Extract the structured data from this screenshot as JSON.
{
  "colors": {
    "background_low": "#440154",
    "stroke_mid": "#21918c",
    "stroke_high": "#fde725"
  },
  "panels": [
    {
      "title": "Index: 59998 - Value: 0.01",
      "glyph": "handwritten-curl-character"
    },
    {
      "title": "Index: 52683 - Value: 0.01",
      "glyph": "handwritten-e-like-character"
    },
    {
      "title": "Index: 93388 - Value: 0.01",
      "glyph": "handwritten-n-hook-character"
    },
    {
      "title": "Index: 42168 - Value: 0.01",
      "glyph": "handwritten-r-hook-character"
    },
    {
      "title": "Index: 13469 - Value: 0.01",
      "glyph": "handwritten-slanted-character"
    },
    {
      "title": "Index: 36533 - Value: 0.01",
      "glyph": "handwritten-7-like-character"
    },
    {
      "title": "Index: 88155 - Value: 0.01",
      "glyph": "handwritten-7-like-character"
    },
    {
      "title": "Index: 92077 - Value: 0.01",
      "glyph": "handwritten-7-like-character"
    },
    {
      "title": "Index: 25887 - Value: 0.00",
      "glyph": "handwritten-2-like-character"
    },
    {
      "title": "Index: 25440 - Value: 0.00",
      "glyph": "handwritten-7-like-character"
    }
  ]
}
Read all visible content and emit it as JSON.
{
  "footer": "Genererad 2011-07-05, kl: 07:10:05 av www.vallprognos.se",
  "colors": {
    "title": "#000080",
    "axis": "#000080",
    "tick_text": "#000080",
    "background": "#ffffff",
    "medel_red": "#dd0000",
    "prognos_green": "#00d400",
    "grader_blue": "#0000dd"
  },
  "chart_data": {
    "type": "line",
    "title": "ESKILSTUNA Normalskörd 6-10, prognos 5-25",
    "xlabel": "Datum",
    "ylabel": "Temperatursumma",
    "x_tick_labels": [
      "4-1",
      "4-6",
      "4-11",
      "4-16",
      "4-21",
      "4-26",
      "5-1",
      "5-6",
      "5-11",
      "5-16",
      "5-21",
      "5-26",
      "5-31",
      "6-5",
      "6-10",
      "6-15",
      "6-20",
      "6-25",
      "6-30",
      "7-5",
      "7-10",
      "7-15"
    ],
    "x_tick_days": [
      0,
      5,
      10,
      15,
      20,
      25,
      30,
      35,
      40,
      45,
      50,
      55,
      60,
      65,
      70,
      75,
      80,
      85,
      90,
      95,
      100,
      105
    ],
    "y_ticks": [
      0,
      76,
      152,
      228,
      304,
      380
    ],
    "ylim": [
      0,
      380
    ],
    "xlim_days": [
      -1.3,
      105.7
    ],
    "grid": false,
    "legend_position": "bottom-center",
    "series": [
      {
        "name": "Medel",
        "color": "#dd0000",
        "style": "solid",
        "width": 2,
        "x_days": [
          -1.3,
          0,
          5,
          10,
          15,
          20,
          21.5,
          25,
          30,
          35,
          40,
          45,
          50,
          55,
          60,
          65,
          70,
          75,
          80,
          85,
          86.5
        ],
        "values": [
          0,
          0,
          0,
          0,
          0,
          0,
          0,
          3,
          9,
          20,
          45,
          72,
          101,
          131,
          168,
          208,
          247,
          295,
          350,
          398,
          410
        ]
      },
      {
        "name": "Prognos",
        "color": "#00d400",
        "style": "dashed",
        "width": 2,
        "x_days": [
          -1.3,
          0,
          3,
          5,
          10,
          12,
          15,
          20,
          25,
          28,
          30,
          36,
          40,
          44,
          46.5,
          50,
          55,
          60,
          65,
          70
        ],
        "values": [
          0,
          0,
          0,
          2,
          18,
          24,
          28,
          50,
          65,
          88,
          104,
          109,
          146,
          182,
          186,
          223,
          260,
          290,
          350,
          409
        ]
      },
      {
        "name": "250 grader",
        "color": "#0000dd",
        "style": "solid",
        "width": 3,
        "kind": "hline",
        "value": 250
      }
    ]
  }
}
++++++
**OBJECTIVE**
Every record above must be duplicated exactly.

**TASK ANSWER**
Extract the structured data from this screenshot as JSON.
{
  "colors": {
    "background_low": "#440154",
    "stroke_mid": "#21918c",
    "stroke_high": "#fde725"
  },
  "panels": [
    {
      "title": "Index: 59998 - Value: 0.01",
      "glyph": "handwritten-curl-character"
    },
    {
      "title": "Index: 52683 - Value: 0.01",
      "glyph": "handwritten-e-like-character"
    },
    {
      "title": "Index: 93388 - Value: 0.01",
      "glyph": "handwritten-n-hook-character"
    },
    {
      "title": "Index: 42168 - Value: 0.01",
      "glyph": "handwritten-r-hook-character"
    },
    {
      "title": "Index: 13469 - Value: 0.01",
      "glyph": "handwritten-slanted-character"
    },
    {
      "title": "Index: 36533 - Value: 0.01",
      "glyph": "handwritten-7-like-character"
    },
    {
      "title": "Index: 88155 - Value: 0.01",
      "glyph": "handwritten-7-like-character"
    },
    {
      "title": "Index: 92077 - Value: 0.01",
      "glyph": "handwritten-7-like-character"
    },
    {
      "title": "Index: 25887 - Value: 0.00",
      "glyph": "handwritten-2-like-character"
    },
    {
      "title": "Index: 25440 - Value: 0.00",
      "glyph": "handwritten-7-like-character"
    }
  ]
}
Read all visible content and emit it as JSON.
{
  "footer": "Genererad 2011-07-05, kl: 07:10:05 av www.vallprognos.se",
  "colors": {
    "title": "#000080",
    "axis": "#000080",
    "tick_text": "#000080",
    "background": "#ffffff",
    "medel_red": "#dd0000",
    "prognos_green": "#00d400",
    "grader_blue": "#0000dd"
  },
  "chart_data": {
    "type": "line",
    "title": "ESKILSTUNA Normalskörd 6-10, prognos 5-25",
    "xlabel": "Datum",
    "ylabel": "Temperatursumma",
    "x_tick_labels": [
      "4-1",
      "4-6",
      "4-11",
      "4-16",
      "4-21",
      "4-26",
      "5-1",
      "5-6",
      "5-11",
      "5-16",
      "5-21",
      "5-26",
      "5-31",
      "6-5",
      "6-10",
      "6-15",
      "6-20",
      "6-25",
      "6-30",
      "7-5",
      "7-10",
      "7-15"
    ],
    "x_tick_days": [
      0,
      5,
      10,
      15,
      20,
      25,
      30,
      35,
      40,
      45,
      50,
      55,
      60,
      65,
      70,
      75,
      80,
      85,
      90,
      95,
      100,
      105
    ],
    "y_ticks": [
      0,
      76,
      152,
      228,
      304,
      380
    ],
    "ylim": [
      0,
      380
    ],
    "xlim_days": [
      -1.3,
      105.7
    ],
    "grid": false,
    "legend_position": "bottom-center",
    "series": [
      {
        "name": "Medel",
        "color": "#dd0000",
        "style": "solid",
        "width": 2,
        "x_days": [
          -1.3,
          0,
          5,
          10,
          15,
          20,
          21.5,
          25,
          30,
          35,
          40,
          45,
          50,
          55,
          60,
          65,
          70,
          75,
          80,
          85,
          86.5
        ],
        "values": [
          0,
          0,
          0,
          0,
          0,
          0,
          0,
          3,
          9,
          20,
          45,
          72,
          101,
          131,
          168,
          208,
          247,
          295,
          350,
          398,
          410
        ]
      },
      {
        "name": "Prognos",
        "color": "#00d400",
        "style": "dashed",
        "width": 2,
        "x_days": [
          -1.3,
          0,
          3,
          5,
          10,
          12,
          15,
          20,
          25,
          28,
          30,
          36,
          40,
          44,
          46.5,
          50,
          55,
          60,
          65,
          70
        ],
        "values": [
          0,
          0,
          0,
          2,
          18,
          24,
          28,
          50,
          65,
          88,
          104,
          109,
          146,
          182,
          186,
          223,
          260,
          290,
          350,
          409
        ]
      },
      {
        "name": "250 grader",
        "color": "#0000dd",
        "style": "solid",
        "width": 3,
        "kind": "hline",
        "value": 250
      }
    ]
  }
}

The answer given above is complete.